(Raw records)
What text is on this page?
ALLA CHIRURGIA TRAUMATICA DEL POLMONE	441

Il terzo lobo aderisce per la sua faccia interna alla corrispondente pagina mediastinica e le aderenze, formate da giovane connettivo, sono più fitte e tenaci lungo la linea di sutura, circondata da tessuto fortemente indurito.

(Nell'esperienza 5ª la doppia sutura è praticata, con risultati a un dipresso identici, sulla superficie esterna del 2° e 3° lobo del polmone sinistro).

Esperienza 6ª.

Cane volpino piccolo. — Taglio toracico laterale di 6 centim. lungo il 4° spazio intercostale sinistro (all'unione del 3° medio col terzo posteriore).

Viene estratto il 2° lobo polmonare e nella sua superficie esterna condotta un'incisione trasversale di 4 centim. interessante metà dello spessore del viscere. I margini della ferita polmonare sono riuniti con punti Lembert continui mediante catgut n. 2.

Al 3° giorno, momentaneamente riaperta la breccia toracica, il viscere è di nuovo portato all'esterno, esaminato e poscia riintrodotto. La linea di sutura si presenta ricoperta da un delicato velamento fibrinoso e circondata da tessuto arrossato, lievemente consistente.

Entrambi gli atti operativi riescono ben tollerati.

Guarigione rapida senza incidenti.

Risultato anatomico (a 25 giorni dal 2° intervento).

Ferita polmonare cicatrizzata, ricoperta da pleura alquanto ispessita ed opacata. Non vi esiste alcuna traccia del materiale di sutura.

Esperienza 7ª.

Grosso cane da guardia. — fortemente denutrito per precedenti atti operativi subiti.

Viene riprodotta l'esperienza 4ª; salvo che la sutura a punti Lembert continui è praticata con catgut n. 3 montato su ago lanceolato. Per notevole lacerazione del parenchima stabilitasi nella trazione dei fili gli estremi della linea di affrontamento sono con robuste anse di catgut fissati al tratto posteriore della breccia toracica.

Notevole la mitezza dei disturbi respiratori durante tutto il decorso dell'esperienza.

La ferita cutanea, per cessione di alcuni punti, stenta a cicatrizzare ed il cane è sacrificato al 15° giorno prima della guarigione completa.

# WHAT YOU NEED TO DO:
Reply with the number of lines in the data that include the string "atti" and nothing else.

# REPLY TO THE EXERCISE:
2